==== Dataset content

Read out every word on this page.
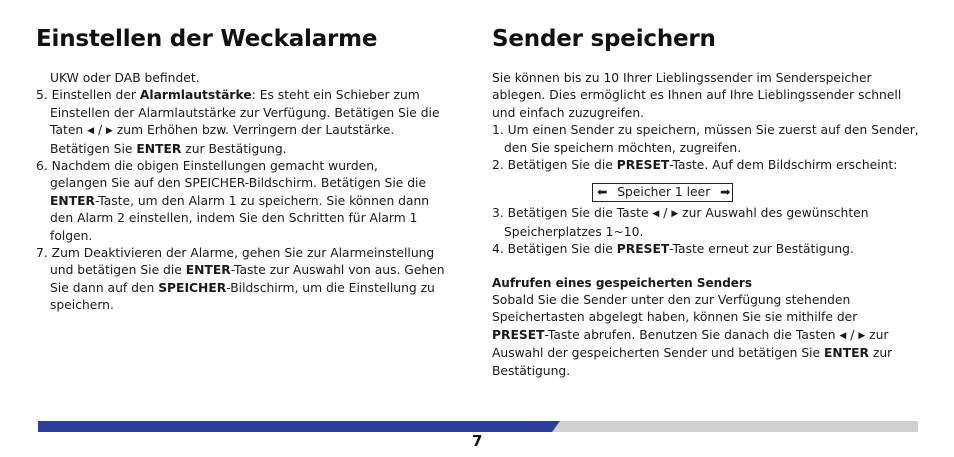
Einstellen der Weckalarme

UKW oder DAB befindet.

5. Einstellen der Alarmlautstärke: Es steht ein Schieber zum

Einstellen der Alarmlautstärke zur Verfügung. Betätigen Sie die

Taten ◀ / ▶ zum Erhöhen bzw. Verringern der Lautstärke.

Betätigen Sie ENTER zur Bestätigung.

6. Nachdem die obigen Einstellungen gemacht wurden,

gelangen Sie auf den SPEICHER-Bildschirm. Betätigen Sie die

ENTER-Taste, um den Alarm 1 zu speichern. Sie können dann

den Alarm 2 einstellen, indem Sie den Schritten für Alarm 1

folgen.

7. Zum Deaktivieren der Alarme, gehen Sie zur Alarmeinstellung

und betätigen Sie die ENTER-Taste zur Auswahl von aus. Gehen

Sie dann auf den SPEICHER-Bildschirm, um die Einstellung zu

speichern.

Sender speichern

Sie können bis zu 10 Ihrer Lieblingssender im Senderspeicher

ablegen. Dies ermöglicht es Ihnen auf Ihre Lieblingssender schnell

und einfach zuzugreifen.

1. Um einen Sender zu speichern, müssen Sie zuerst auf den Sender,

den Sie speichern möchten, zugreifen.

2. Betätigen Sie die PRESET-Taste. Auf dem Bildschirm erscheint:

⬅ Speicher 1 leer ➡

3. Betätigen Sie die Taste ◀ / ▶ zur Auswahl des gewünschten

Speicherplatzes 1~10.

4. Betätigen Sie die PRESET-Taste erneut zur Bestätigung.

Aufrufen eines gespeicherten Senders

Sobald Sie die Sender unter den zur Verfügung stehenden

Speichertasten abgelegt haben, können Sie sie mithilfe der

PRESET-Taste abrufen. Benutzen Sie danach die Tasten ◀ / ▶ zur

Auswahl der gespeicherten Sender und betätigen Sie ENTER zur

Bestätigung.

7
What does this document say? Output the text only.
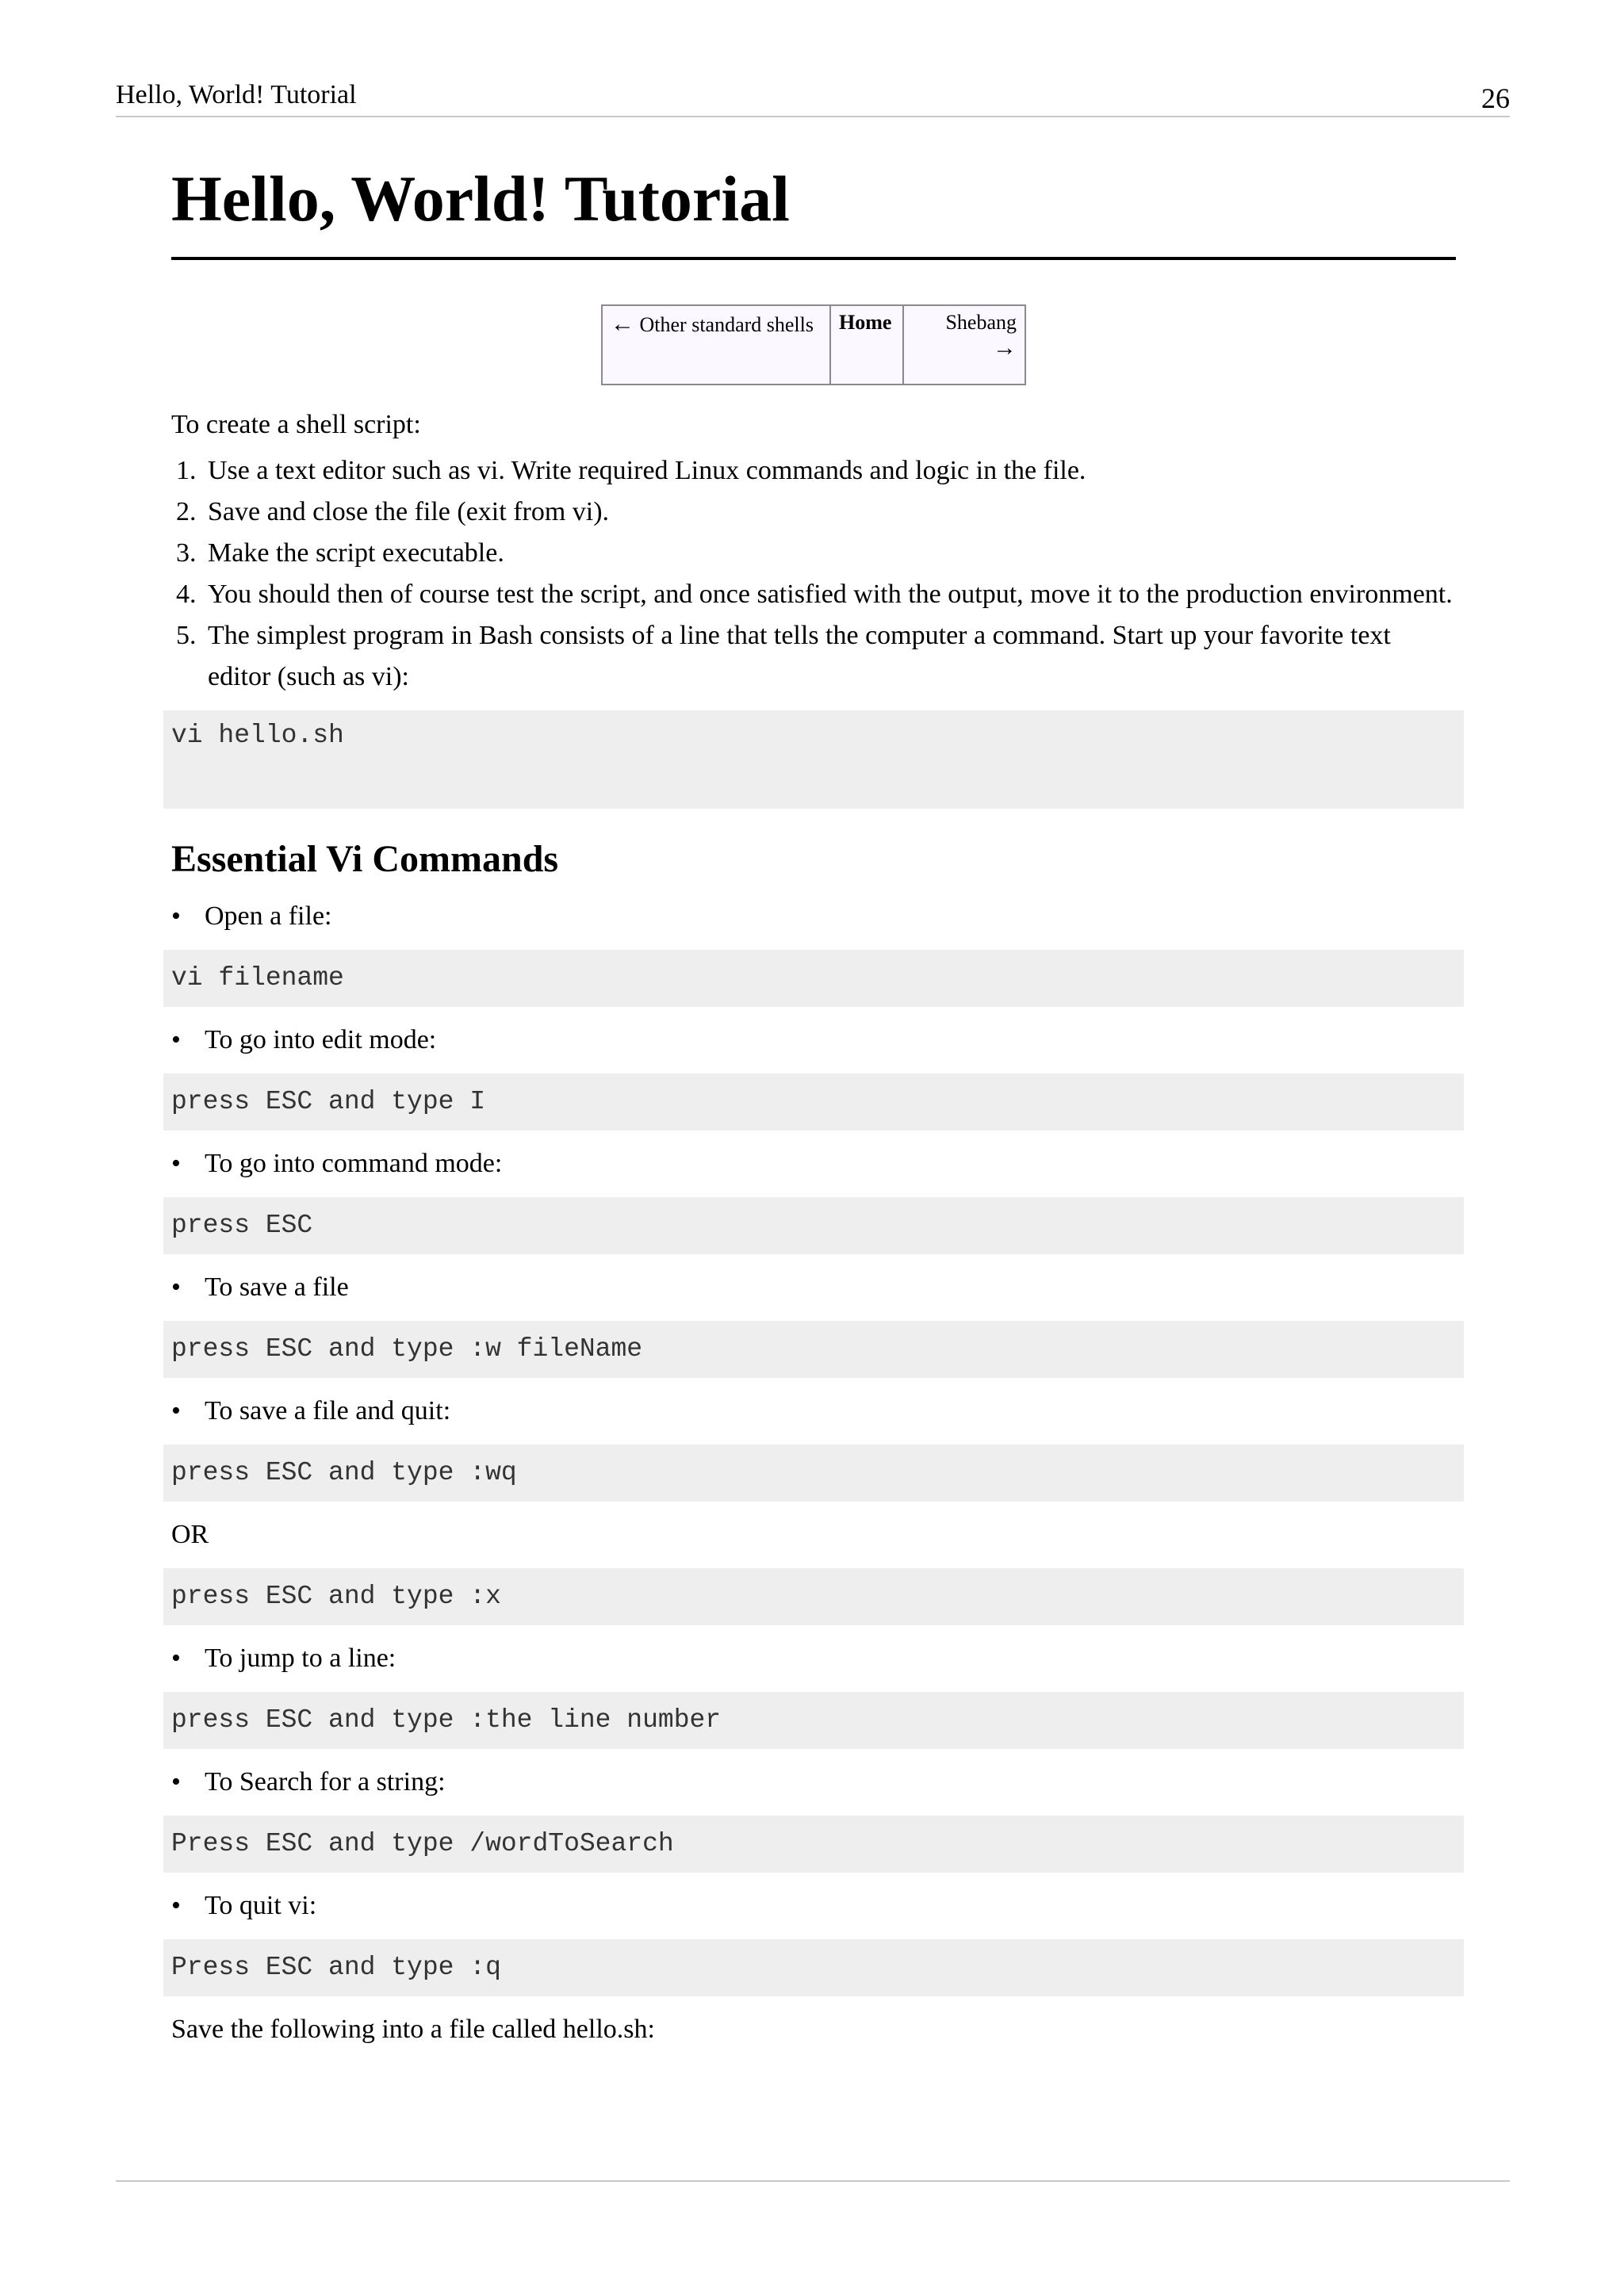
Hello, World! Tutorial	26
Hello, World! Tutorial
← Other standard shells	Home	Shebang
→

To create a shell script:

1. Use a text editor such as vi. Write required Linux commands and logic in the file.
2. Save and close the file (exit from vi).
3. Make the script executable.
4. You should then of course test the script, and once satisfied with the output, move it to the production environment.
5. The simplest program in Bash consists of a line that tells the computer a command. Start up your favorite text editor (such as vi):
vi hello.sh
Essential Vi Commands
• Open a file:
vi filename
• To go into edit mode:
press ESC and type I
• To go into command mode:
press ESC
• To save a file
press ESC and type :w fileName
• To save a file and quit:
press ESC and type :wq
OR
press ESC and type :x
• To jump to a line:
press ESC and type :the line number
• To Search for a string:
Press ESC and type /wordToSearch
• To quit vi:
Press ESC and type :q
Save the following into a file called hello.sh:
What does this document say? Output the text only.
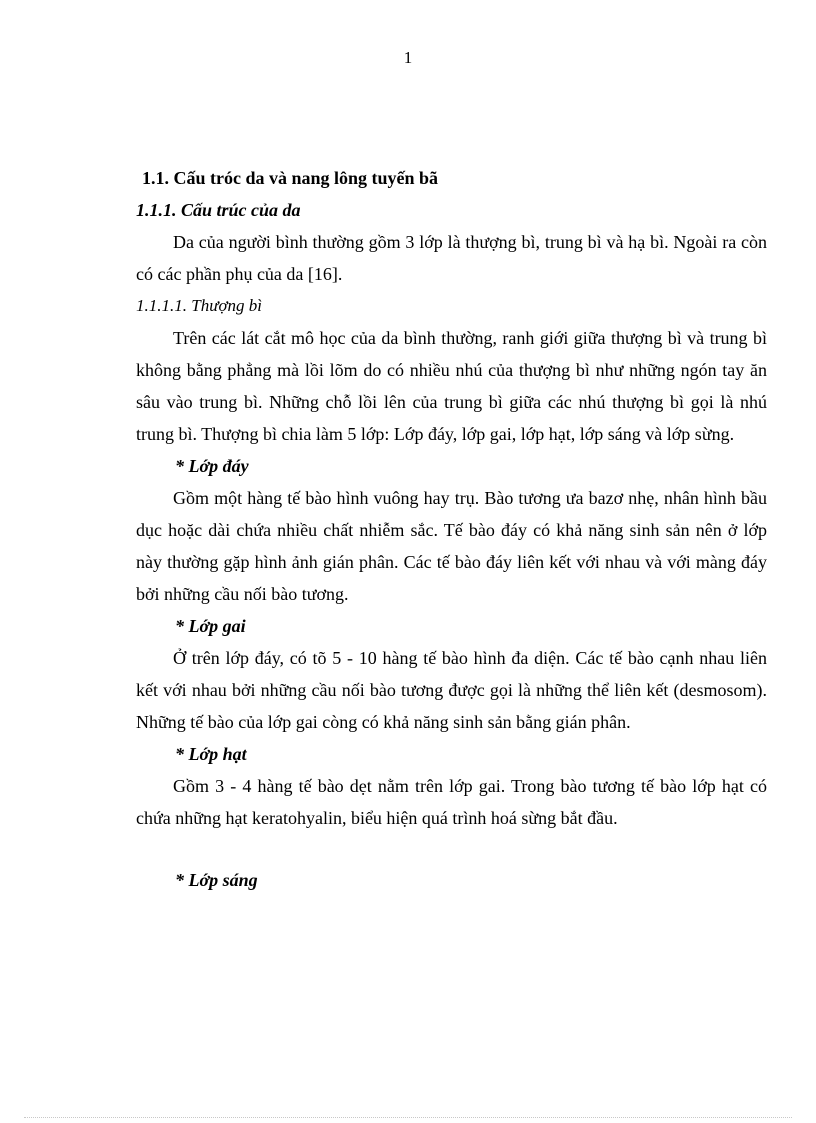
1
1.1. Cấu tróc da và nang lông tuyến bã
1.1.1. Cấu trúc của da

Da của người bình thường gồm 3 lớp là thượng bì, trung bì và hạ bì. Ngoài ra còn có các phần phụ của da [16].

1.1.1.1. Thượng bì

Trên các lát cắt mô học của da bình thường, ranh giới giữa thượng bì và trung bì không bằng phẳng mà lồi lõm do có nhiều nhú của thượng bì như những ngón tay ăn sâu vào trung bì. Những chỗ lồi lên của trung bì giữa các nhú thượng bì gọi là nhú trung bì. Thượng bì chia làm 5 lớp: Lớp đáy, lớp gai, lớp hạt, lớp sáng và lớp sừng.

* Lớp đáy

Gồm một hàng tế bào hình vuông hay trụ. Bào tương ưa bazơ nhẹ, nhân hình bầu dục hoặc dài chứa nhiều chất nhiễm sắc. Tế bào đáy có khả năng sinh sản nên ở lớp này thường gặp hình ảnh gián phân. Các tế bào đáy liên kết với nhau và với màng đáy bởi những cầu nối bào tương.

* Lớp gai

Ở trên lớp đáy, có tõ 5 - 10 hàng tế bào hình đa diện. Các tế bào cạnh nhau liên kết với nhau bởi những cầu nối bào tương được gọi là những thể liên kết (desmosom). Những tế bào của lớp gai còng có khả năng sinh sản bằng gián phân.

* Lớp hạt

Gồm 3 - 4 hàng tế bào dẹt nằm trên lớp gai. Trong bào tương tế bào lớp hạt có chứa những hạt keratohyalin, biểu hiện quá trình hoá sừng bắt đầu.

* Lớp sáng
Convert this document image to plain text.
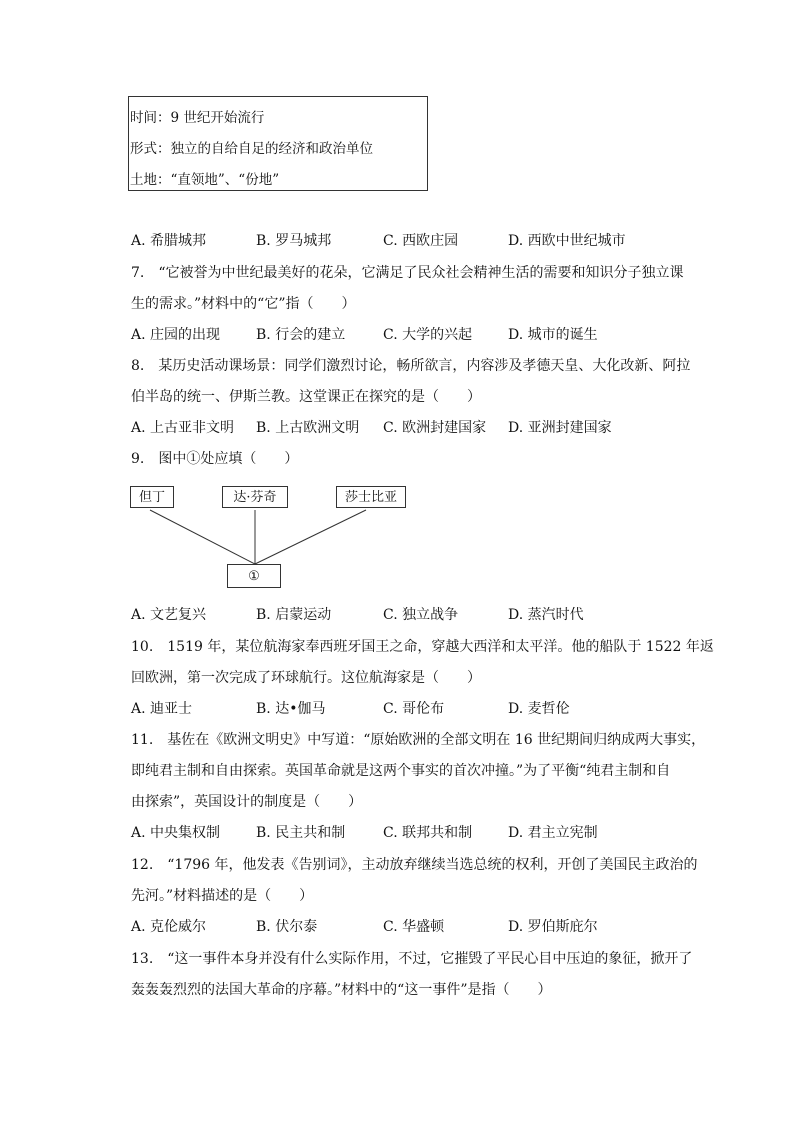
时间：9 世纪开始流行
形式：独立的自给自足的经济和政治单位
土地：“直领地”、“份地”
A. 希腊城邦	B. 罗马城邦	C. 西欧庄园	D. 西欧中世纪城市
7.　“它被誉为中世纪最美好的花朵，它满足了民众社会精神生活的需要和知识分子独立课
生的需求。”材料中的“它”指（　　）
A. 庄园的出现	B. 行会的建立	C. 大学的兴起	D. 城市的诞生
8.　某历史活动课场景：同学们激烈讨论，畅所欲言，内容涉及孝德天皇、大化改新、阿拉
伯半岛的统一、伊斯兰教。这堂课正在探究的是（　　）
A. 上古亚非文明 B. 上古欧洲文明 C. 欧洲封建国家 D. 亚洲封建国家
9.　图中①处应填（　　）
但丁	达·芬奇	莎士比亚
①
A. 文艺复兴	B. 启蒙运动	C. 独立战争	D. 蒸汽时代
10.　1519 年，某位航海家奉西班牙国王之命，穿越大西洋和太平洋。他的船队于 1522 年返
回欧洲，第一次完成了环球航行。这位航海家是（　　）
A. 迪亚士	B. 达•伽马	C. 哥伦布	D. 麦哲伦
11.　基佐在《欧洲文明史》中写道：“原始欧洲的全部文明在 16 世纪期间归纳成两大事实，
即纯君主制和自由探索。英国革命就是这两个事实的首次冲撞。”为了平衡“纯君主制和自
由探索”，英国设计的制度是（　　）
A. 中央集权制	B. 民主共和制	C. 联邦共和制	D. 君主立宪制
12.　“1796 年，他发表《告别词》，主动放弃继续当选总统的权利，开创了美国民主政治的
先河。”材料描述的是（　　）
A. 克伦威尔	B. 伏尔泰	C. 华盛顿	D. 罗伯斯庇尔
13.　“这一事件本身并没有什么实际作用，不过，它摧毁了平民心目中压迫的象征，掀开了
轰轰轰烈烈的法国大革命的序幕。”材料中的“这一事件”是指（　　）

========

Instructions to follow:
Look through the entries and return every line where "ENTER" appears.

Result:
Betätigen Sie ENTER zur Bestätigung.
ENTER-Taste, um den Alarm 1 zu speichern. Sie können dann
und betätigen Sie die ENTER-Taste zur Auswahl von aus. Gehen
Auswahl der gespeicherten Sender und betätigen Sie ENTER zur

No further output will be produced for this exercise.